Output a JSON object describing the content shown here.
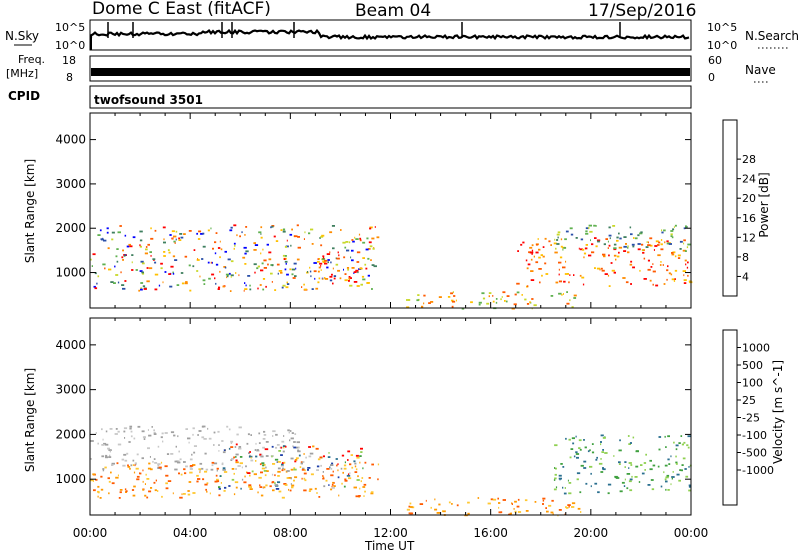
{
  "header": {
    "title": "Dome C East (fitACF)",
    "beam": "Beam 04",
    "date": "17/Sep/2016"
  },
  "strip_sky": {
    "left_label": "N.Sky",
    "right_label": "N.Search",
    "ticks": [
      "10^5",
      "10^0"
    ]
  },
  "strip_freq": {
    "left_label": "Freq.",
    "left_unit": "[MHz]",
    "left_ticks": [
      "18",
      "8"
    ],
    "right_label": "Nave",
    "right_ticks": [
      "60",
      "0"
    ]
  },
  "cpid": {
    "label": "CPID",
    "value": "twofsound 3501"
  },
  "x_axis": {
    "label": "Time UT",
    "ticks": [
      "00:00",
      "04:00",
      "08:00",
      "12:00",
      "16:00",
      "20:00",
      "00:00"
    ]
  },
  "colors": {
    "power": [
      "#0000ff",
      "#2a4fa8",
      "#3f7f5f",
      "#5fb04f",
      "#c8d82a",
      "#ffc000",
      "#ff8c00",
      "#ff5a00",
      "#ff0000"
    ],
    "velocity": [
      "#ff0000",
      "#ff5a00",
      "#ff9a00",
      "#ffc830",
      "#c8c8c8",
      "#a0a0a0",
      "#8fd050",
      "#3fa03f",
      "#2a6f8f",
      "#1f3fa8"
    ]
  },
  "chart_data": [
    {
      "type": "heatmap",
      "name": "power",
      "ylabel": "Slant Range [km]",
      "yticks": [
        1000,
        2000,
        3000,
        4000
      ],
      "ylim": [
        200,
        4600
      ],
      "xlim": [
        0,
        24
      ],
      "colorbar": {
        "label": "Power [dB]",
        "ticks": [
          "4",
          "8",
          "12",
          "16",
          "20",
          "24",
          "28"
        ]
      },
      "echo_regions": [
        {
          "t0": 0.0,
          "t1": 11.5,
          "r0": 600,
          "r1": 2100,
          "level": "mixed"
        },
        {
          "t0": 9.0,
          "t1": 11.0,
          "r0": 800,
          "r1": 1500,
          "level": "high"
        },
        {
          "t0": 12.5,
          "t1": 19.5,
          "r0": 200,
          "r1": 600,
          "level": "medium"
        },
        {
          "t0": 17.0,
          "t1": 24.0,
          "r0": 700,
          "r1": 1800,
          "level": "high"
        },
        {
          "t0": 18.5,
          "t1": 24.0,
          "r0": 1500,
          "r1": 2100,
          "level": "low"
        }
      ]
    },
    {
      "type": "heatmap",
      "name": "velocity",
      "ylabel": "Slant Range [km]",
      "yticks": [
        1000,
        2000,
        3000,
        4000
      ],
      "ylim": [
        200,
        4600
      ],
      "xlim": [
        0,
        24
      ],
      "colorbar": {
        "label": "Velocity [m s^-1]",
        "ticks": [
          "1000",
          "500",
          "100",
          "25",
          "-25",
          "-100",
          "-500",
          "-1000"
        ]
      },
      "echo_regions": [
        {
          "t0": 0.0,
          "t1": 8.5,
          "r0": 1200,
          "r1": 2200,
          "level": "ground"
        },
        {
          "t0": 0.0,
          "t1": 11.5,
          "r0": 600,
          "r1": 1400,
          "level": "negative"
        },
        {
          "t0": 5.0,
          "t1": 11.0,
          "r0": 800,
          "r1": 1800,
          "level": "mixed"
        },
        {
          "t0": 12.5,
          "t1": 20.0,
          "r0": 200,
          "r1": 600,
          "level": "negative"
        },
        {
          "t0": 18.5,
          "t1": 24.0,
          "r0": 700,
          "r1": 2000,
          "level": "positive"
        }
      ]
    }
  ]
}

■ ■ ■ ■

Give the entries again word for word, but skip the pictures.

Output a JSON object describing the content shown here.
{
  "header": {
    "title": "Dome C East (fitACF)",
    "beam": "Beam 04",
    "date": "17/Sep/2016"
  },
  "strip_sky": {
    "left_label": "N.Sky",
    "right_label": "N.Search",
    "ticks": [
      "10^5",
      "10^0"
    ]
  },
  "strip_freq": {
    "left_label": "Freq.",
    "left_unit": "[MHz]",
    "left_ticks": [
      "18",
      "8"
    ],
    "right_label": "Nave",
    "right_ticks": [
      "60",
      "0"
    ]
  },
  "cpid": {
    "label": "CPID",
    "value": "twofsound 3501"
  },
  "x_axis": {
    "label": "Time UT",
    "ticks": [
      "00:00",
      "04:00",
      "08:00",
      "12:00",
      "16:00",
      "20:00",
      "00:00"
    ]
  },
  "colors": {
    "power": [
      "#0000ff",
      "#2a4fa8",
      "#3f7f5f",
      "#5fb04f",
      "#c8d82a",
      "#ffc000",
      "#ff8c00",
      "#ff5a00",
      "#ff0000"
    ],
    "velocity": [
      "#ff0000",
      "#ff5a00",
      "#ff9a00",
      "#ffc830",
      "#c8c8c8",
      "#a0a0a0",
      "#8fd050",
      "#3fa03f",
      "#2a6f8f",
      "#1f3fa8"
    ]
  },
  "chart_data": [
    {
      "type": "heatmap",
      "name": "power",
      "ylabel": "Slant Range [km]",
      "yticks": [
        1000,
        2000,
        3000,
        4000
      ],
      "ylim": [
        200,
        4600
      ],
      "xlim": [
        0,
        24
      ],
      "colorbar": {
        "label": "Power [dB]",
        "ticks": [
          "4",
          "8",
          "12",
          "16",
          "20",
          "24",
          "28"
        ]
      },
      "echo_regions": [
        {
          "t0": 0.0,
          "t1": 11.5,
          "r0": 600,
          "r1": 2100,
          "level": "mixed"
        },
        {
          "t0": 9.0,
          "t1": 11.0,
          "r0": 800,
          "r1": 1500,
          "level": "high"
        },
        {
          "t0": 12.5,
          "t1": 19.5,
          "r0": 200,
          "r1": 600,
          "level": "medium"
        },
        {
          "t0": 17.0,
          "t1": 24.0,
          "r0": 700,
          "r1": 1800,
          "level": "high"
        },
        {
          "t0": 18.5,
          "t1": 24.0,
          "r0": 1500,
          "r1": 2100,
          "level": "low"
        }
      ]
    },
    {
      "type": "heatmap",
      "name": "velocity",
      "ylabel": "Slant Range [km]",
      "yticks": [
        1000,
        2000,
        3000,
        4000
      ],
      "ylim": [
        200,
        4600
      ],
      "xlim": [
        0,
        24
      ],
      "colorbar": {
        "label": "Velocity [m s^-1]",
        "ticks": [
          "1000",
          "500",
          "100",
          "25",
          "-25",
          "-100",
          "-500",
          "-1000"
        ]
      },
      "echo_regions": [
        {
          "t0": 0.0,
          "t1": 8.5,
          "r0": 1200,
          "r1": 2200,
          "level": "ground"
        },
        {
          "t0": 0.0,
          "t1": 11.5,
          "r0": 600,
          "r1": 1400,
          "level": "negative"
        },
        {
          "t0": 5.0,
          "t1": 11.0,
          "r0": 800,
          "r1": 1800,
          "level": "mixed"
        },
        {
          "t0": 12.5,
          "t1": 20.0,
          "r0": 200,
          "r1": 600,
          "level": "negative"
        },
        {
          "t0": 18.5,
          "t1": 24.0,
          "r0": 700,
          "r1": 2000,
          "level": "positive"
        }
      ]
    }
  ]
}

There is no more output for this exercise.